::: Exercise input

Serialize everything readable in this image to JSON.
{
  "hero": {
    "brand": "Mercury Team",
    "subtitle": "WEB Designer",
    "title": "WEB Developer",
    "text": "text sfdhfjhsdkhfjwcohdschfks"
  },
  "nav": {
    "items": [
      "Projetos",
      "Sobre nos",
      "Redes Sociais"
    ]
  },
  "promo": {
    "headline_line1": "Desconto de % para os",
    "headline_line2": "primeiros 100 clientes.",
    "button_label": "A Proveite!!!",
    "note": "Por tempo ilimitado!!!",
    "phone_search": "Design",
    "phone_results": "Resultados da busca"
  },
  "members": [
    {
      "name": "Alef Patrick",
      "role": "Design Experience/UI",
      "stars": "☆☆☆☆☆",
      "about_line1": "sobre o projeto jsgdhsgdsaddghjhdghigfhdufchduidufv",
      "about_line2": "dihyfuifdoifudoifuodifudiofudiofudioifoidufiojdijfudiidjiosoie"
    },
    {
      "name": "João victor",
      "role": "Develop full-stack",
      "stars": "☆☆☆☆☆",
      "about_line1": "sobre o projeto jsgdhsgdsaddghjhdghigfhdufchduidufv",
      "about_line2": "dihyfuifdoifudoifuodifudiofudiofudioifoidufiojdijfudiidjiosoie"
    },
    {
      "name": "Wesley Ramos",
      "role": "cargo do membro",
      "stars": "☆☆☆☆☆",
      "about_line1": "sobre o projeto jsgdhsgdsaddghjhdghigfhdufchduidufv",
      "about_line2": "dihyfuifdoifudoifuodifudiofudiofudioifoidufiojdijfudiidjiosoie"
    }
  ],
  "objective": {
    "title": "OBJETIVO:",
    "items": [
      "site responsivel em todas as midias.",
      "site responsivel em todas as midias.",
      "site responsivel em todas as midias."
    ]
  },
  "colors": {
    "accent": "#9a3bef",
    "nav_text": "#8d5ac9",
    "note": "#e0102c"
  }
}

::::::
::: Exercise input

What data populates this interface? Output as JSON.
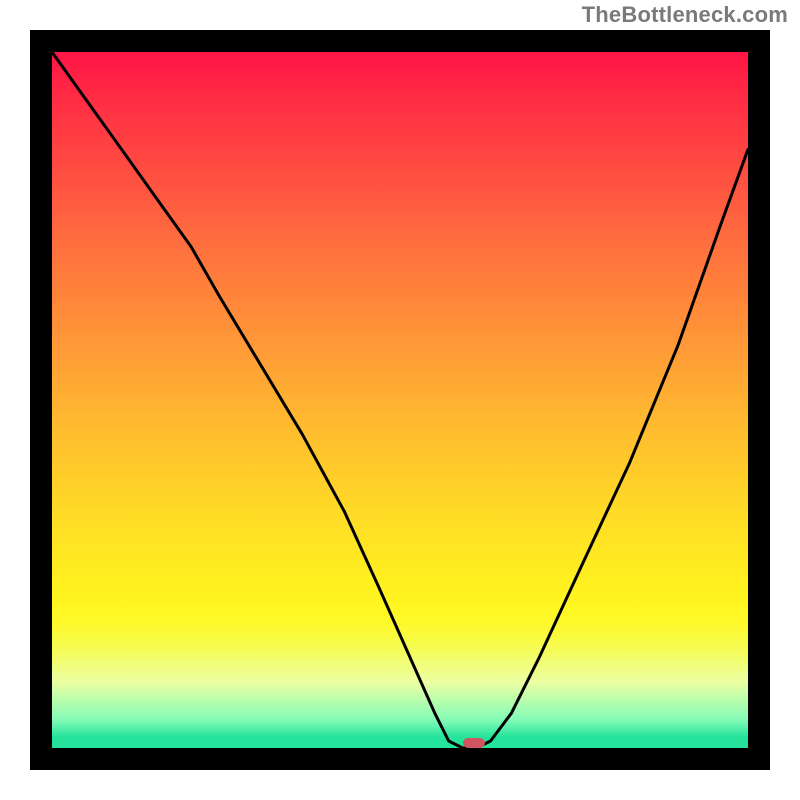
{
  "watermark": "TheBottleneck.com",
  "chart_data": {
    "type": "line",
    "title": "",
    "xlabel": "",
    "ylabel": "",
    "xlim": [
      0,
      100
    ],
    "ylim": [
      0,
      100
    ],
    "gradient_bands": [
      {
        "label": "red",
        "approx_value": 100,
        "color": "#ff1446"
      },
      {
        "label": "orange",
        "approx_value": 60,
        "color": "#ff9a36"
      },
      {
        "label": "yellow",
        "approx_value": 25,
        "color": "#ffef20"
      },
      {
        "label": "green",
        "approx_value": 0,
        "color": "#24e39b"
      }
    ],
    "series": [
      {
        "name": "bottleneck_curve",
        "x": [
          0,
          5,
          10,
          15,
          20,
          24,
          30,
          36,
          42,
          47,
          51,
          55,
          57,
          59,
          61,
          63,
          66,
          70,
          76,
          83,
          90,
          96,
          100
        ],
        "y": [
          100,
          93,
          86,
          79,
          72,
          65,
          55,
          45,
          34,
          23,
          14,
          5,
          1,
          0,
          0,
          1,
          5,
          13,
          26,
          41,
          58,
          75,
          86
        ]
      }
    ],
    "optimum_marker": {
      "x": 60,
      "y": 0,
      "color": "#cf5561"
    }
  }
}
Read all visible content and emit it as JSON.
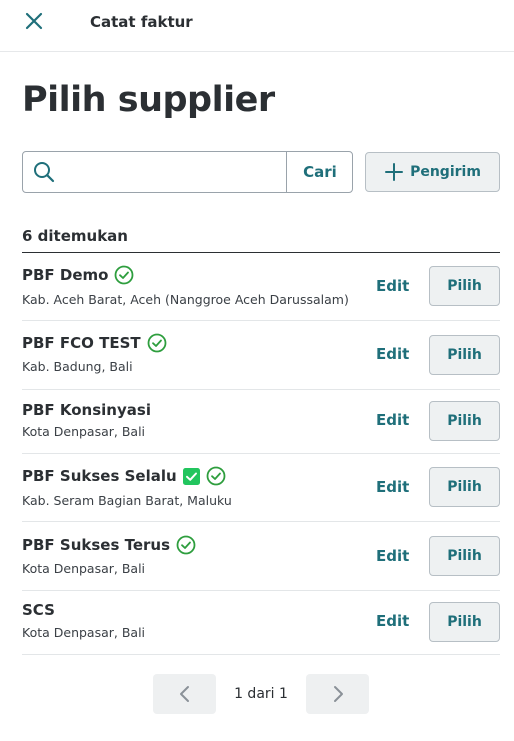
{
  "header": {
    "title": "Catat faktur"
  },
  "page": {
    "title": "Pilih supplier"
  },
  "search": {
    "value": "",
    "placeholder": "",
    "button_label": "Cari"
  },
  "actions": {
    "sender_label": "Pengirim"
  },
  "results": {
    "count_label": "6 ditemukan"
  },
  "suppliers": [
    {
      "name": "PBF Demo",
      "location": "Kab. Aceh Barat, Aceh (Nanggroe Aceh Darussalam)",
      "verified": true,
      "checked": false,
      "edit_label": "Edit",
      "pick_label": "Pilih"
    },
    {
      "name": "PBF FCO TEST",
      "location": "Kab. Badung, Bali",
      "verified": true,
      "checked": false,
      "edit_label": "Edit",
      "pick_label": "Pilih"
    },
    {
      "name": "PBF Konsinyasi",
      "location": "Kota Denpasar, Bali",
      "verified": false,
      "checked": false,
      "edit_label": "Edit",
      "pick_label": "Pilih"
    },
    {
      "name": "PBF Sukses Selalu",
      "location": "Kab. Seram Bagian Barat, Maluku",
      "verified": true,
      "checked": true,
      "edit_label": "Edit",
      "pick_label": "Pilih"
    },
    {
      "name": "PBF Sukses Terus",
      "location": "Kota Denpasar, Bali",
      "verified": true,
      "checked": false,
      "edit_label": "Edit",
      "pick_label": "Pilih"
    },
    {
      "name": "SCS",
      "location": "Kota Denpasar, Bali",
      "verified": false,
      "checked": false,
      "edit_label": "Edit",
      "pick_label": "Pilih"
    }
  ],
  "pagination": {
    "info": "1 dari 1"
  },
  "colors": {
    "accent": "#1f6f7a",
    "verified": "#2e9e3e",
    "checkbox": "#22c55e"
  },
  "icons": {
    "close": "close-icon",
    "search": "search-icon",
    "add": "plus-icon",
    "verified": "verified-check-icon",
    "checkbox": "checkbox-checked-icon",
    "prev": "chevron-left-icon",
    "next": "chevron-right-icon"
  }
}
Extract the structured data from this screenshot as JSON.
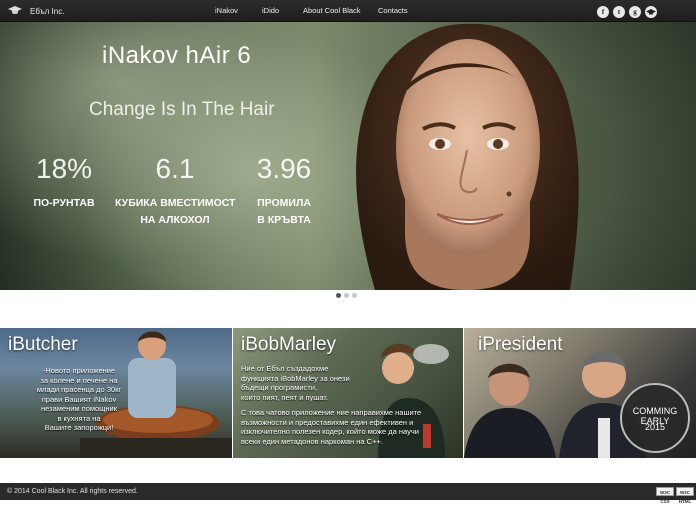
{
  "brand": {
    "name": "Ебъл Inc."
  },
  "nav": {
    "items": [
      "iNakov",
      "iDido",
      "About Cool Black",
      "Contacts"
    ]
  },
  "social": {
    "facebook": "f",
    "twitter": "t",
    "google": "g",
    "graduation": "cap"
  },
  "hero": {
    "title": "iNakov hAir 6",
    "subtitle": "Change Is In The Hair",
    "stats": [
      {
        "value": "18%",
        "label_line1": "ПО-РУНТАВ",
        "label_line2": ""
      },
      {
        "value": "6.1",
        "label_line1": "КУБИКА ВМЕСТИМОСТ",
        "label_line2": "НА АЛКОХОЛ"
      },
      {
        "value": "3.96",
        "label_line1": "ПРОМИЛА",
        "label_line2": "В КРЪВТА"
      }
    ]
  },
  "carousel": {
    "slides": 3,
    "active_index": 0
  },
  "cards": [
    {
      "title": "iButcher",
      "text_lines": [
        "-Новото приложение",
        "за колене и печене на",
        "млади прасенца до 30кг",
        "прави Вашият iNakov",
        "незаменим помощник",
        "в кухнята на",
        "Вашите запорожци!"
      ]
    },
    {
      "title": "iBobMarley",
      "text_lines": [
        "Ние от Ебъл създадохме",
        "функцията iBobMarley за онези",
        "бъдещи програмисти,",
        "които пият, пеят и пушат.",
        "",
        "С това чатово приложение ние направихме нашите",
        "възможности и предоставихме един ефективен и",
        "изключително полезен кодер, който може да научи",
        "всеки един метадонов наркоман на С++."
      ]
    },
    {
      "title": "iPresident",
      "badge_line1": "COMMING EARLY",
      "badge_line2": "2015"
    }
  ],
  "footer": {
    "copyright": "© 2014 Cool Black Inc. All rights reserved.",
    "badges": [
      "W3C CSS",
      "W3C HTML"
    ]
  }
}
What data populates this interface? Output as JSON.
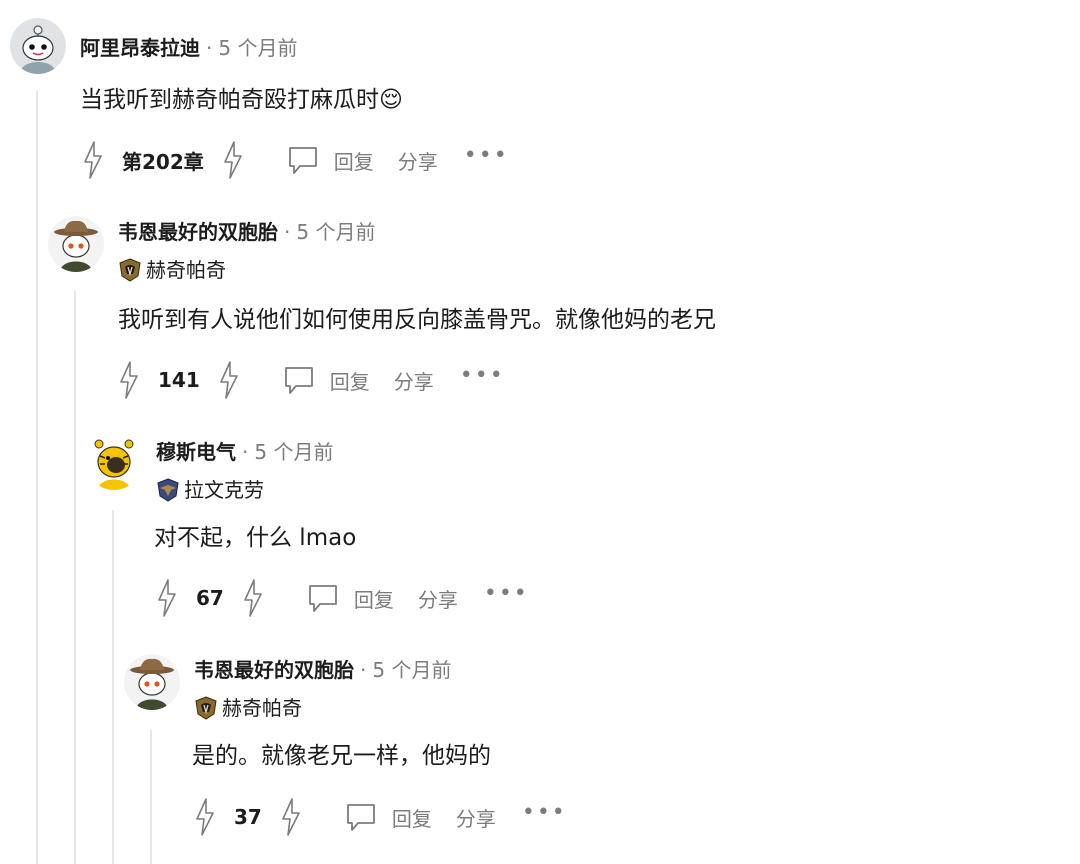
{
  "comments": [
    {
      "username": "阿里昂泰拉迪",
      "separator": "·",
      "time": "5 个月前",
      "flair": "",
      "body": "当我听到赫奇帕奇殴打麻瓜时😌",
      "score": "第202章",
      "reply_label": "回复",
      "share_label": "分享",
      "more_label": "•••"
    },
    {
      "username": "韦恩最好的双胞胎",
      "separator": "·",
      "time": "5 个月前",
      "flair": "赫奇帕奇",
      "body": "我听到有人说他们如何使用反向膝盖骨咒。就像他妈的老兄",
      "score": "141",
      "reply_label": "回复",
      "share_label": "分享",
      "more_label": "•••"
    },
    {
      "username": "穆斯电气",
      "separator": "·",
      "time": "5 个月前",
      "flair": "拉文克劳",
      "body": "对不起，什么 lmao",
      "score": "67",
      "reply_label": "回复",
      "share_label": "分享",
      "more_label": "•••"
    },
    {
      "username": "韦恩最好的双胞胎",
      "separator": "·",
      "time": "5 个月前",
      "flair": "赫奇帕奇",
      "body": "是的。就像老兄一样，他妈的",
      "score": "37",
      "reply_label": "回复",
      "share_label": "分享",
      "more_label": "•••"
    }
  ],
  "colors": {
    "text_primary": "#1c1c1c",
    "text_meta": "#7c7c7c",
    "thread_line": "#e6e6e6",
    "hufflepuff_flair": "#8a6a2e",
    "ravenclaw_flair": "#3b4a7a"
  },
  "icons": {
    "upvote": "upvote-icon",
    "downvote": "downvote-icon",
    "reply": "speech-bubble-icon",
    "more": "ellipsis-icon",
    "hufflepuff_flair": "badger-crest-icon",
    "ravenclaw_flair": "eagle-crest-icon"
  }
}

::::::

* **Exercise details**: Copy every line from the entries that contains the word "един".

* **Solution below**:
        "възможности и предоставихме един ефективен и",
        "всеки един метадонов наркоман на С++."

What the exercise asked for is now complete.